-- begin Exercise inputs --

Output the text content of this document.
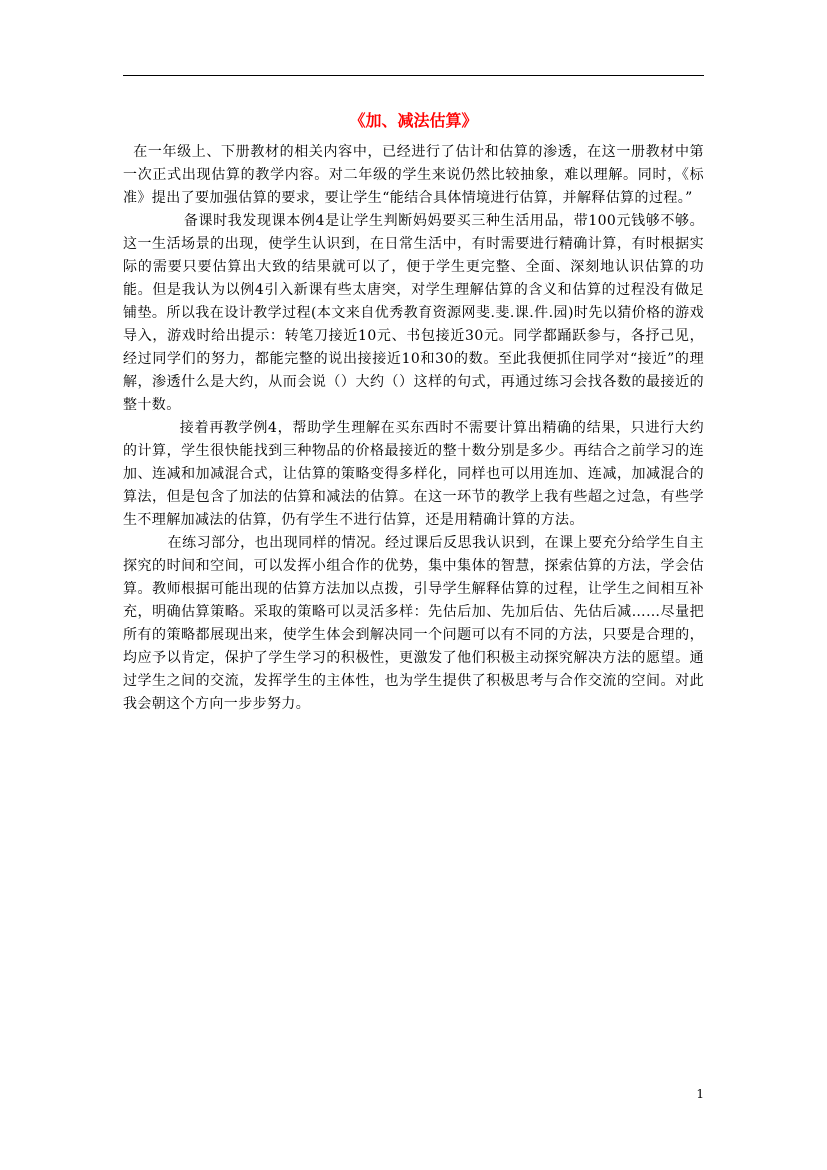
《加、减法估算》

在一年级上、下册教材的相关内容中，已经进行了估计和估算的渗透，在这一册教材中第一次正式出现估算的教学内容。对二年级的学生来说仍然比较抽象，难以理解。同时，《标准》提出了要加强估算的要求，要让学生“能结合具体情境进行估算，并解释估算的过程。”

备课时我发现课本例4是让学生判断妈妈要买三种生活用品，带100元钱够不够。这一生活场景的出现，使学生认识到，在日常生活中，有时需要进行精确计算，有时根据实际的需要只要估算出大致的结果就可以了，便于学生更完整、全面、深刻地认识估算的功能。但是我认为以例4引入新课有些太唐突，对学生理解估算的含义和估算的过程没有做足铺垫。所以我在设计教学过程(本文来自优秀教育资源网斐.斐.课.件.园)时先以猜价格的游戏导入，游戏时给出提示：转笔刀接近10元、书包接近30元。同学都踊跃参与，各抒己见，经过同学们的努力，都能完整的说出接接近10和30的数。至此我便抓住同学对“接近”的理解，渗透什么是大约，从而会说（）大约（）这样的句式，再通过练习会找各数的最接近的整十数。

接着再教学例4，帮助学生理解在买东西时不需要计算出精确的结果，只进行大约的计算，学生很快能找到三种物品的价格最接近的整十数分别是多少。再结合之前学习的连加、连减和加减混合式，让估算的策略变得多样化，同样也可以用连加、连减，加减混合的算法，但是包含了加法的估算和减法的估算。在这一环节的教学上我有些超之过急，有些学生不理解加减法的估算，仍有学生不进行估算，还是用精确计算的方法。

在练习部分，也出现同样的情况。经过课后反思我认识到，在课上要充分给学生自主探究的时间和空间，可以发挥小组合作的优势，集中集体的智慧，探索估算的方法，学会估算。教师根据可能出现的估算方法加以点拨，引导学生解释估算的过程，让学生之间相互补充，明确估算策略。采取的策略可以灵活多样：先估后加、先加后估、先估后减……尽量把所有的策略都展现出来，使学生体会到解决同一个问题可以有不同的方法，只要是合理的，均应予以肯定，保护了学生学习的积极性，更激发了他们积极主动探究解决方法的愿望。通过学生之间的交流，发挥学生的主体性，也为学生提供了积极思考与合作交流的空间。对此我会朝这个方向一步步努力。

1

-- end Exercise inputs --

Work instructions: Reproduce the data above in full, exactly as it is, with the pictures left out.

Final result:
Output the text content of this document.
《加、减法估算》

在一年级上、下册教材的相关内容中，已经进行了估计和估算的渗透，在这一册教材中第一次正式出现估算的教学内容。对二年级的学生来说仍然比较抽象，难以理解。同时，《标准》提出了要加强估算的要求，要让学生“能结合具体情境进行估算，并解释估算的过程。”

备课时我发现课本例4是让学生判断妈妈要买三种生活用品，带100元钱够不够。这一生活场景的出现，使学生认识到，在日常生活中，有时需要进行精确计算，有时根据实际的需要只要估算出大致的结果就可以了，便于学生更完整、全面、深刻地认识估算的功能。但是我认为以例4引入新课有些太唐突，对学生理解估算的含义和估算的过程没有做足铺垫。所以我在设计教学过程(本文来自优秀教育资源网斐.斐.课.件.园)时先以猜价格的游戏导入，游戏时给出提示：转笔刀接近10元、书包接近30元。同学都踊跃参与，各抒己见，经过同学们的努力，都能完整的说出接接近10和30的数。至此我便抓住同学对“接近”的理解，渗透什么是大约，从而会说（）大约（）这样的句式，再通过练习会找各数的最接近的整十数。

接着再教学例4，帮助学生理解在买东西时不需要计算出精确的结果，只进行大约的计算，学生很快能找到三种物品的价格最接近的整十数分别是多少。再结合之前学习的连加、连减和加减混合式，让估算的策略变得多样化，同样也可以用连加、连减，加减混合的算法，但是包含了加法的估算和减法的估算。在这一环节的教学上我有些超之过急，有些学生不理解加减法的估算，仍有学生不进行估算，还是用精确计算的方法。

在练习部分，也出现同样的情况。经过课后反思我认识到，在课上要充分给学生自主探究的时间和空间，可以发挥小组合作的优势，集中集体的智慧，探索估算的方法，学会估算。教师根据可能出现的估算方法加以点拨，引导学生解释估算的过程，让学生之间相互补充，明确估算策略。采取的策略可以灵活多样：先估后加、先加后估、先估后减……尽量把所有的策略都展现出来，使学生体会到解决同一个问题可以有不同的方法，只要是合理的，均应予以肯定，保护了学生学习的积极性，更激发了他们积极主动探究解决方法的愿望。通过学生之间的交流，发挥学生的主体性，也为学生提供了积极思考与合作交流的空间。对此我会朝这个方向一步步努力。

1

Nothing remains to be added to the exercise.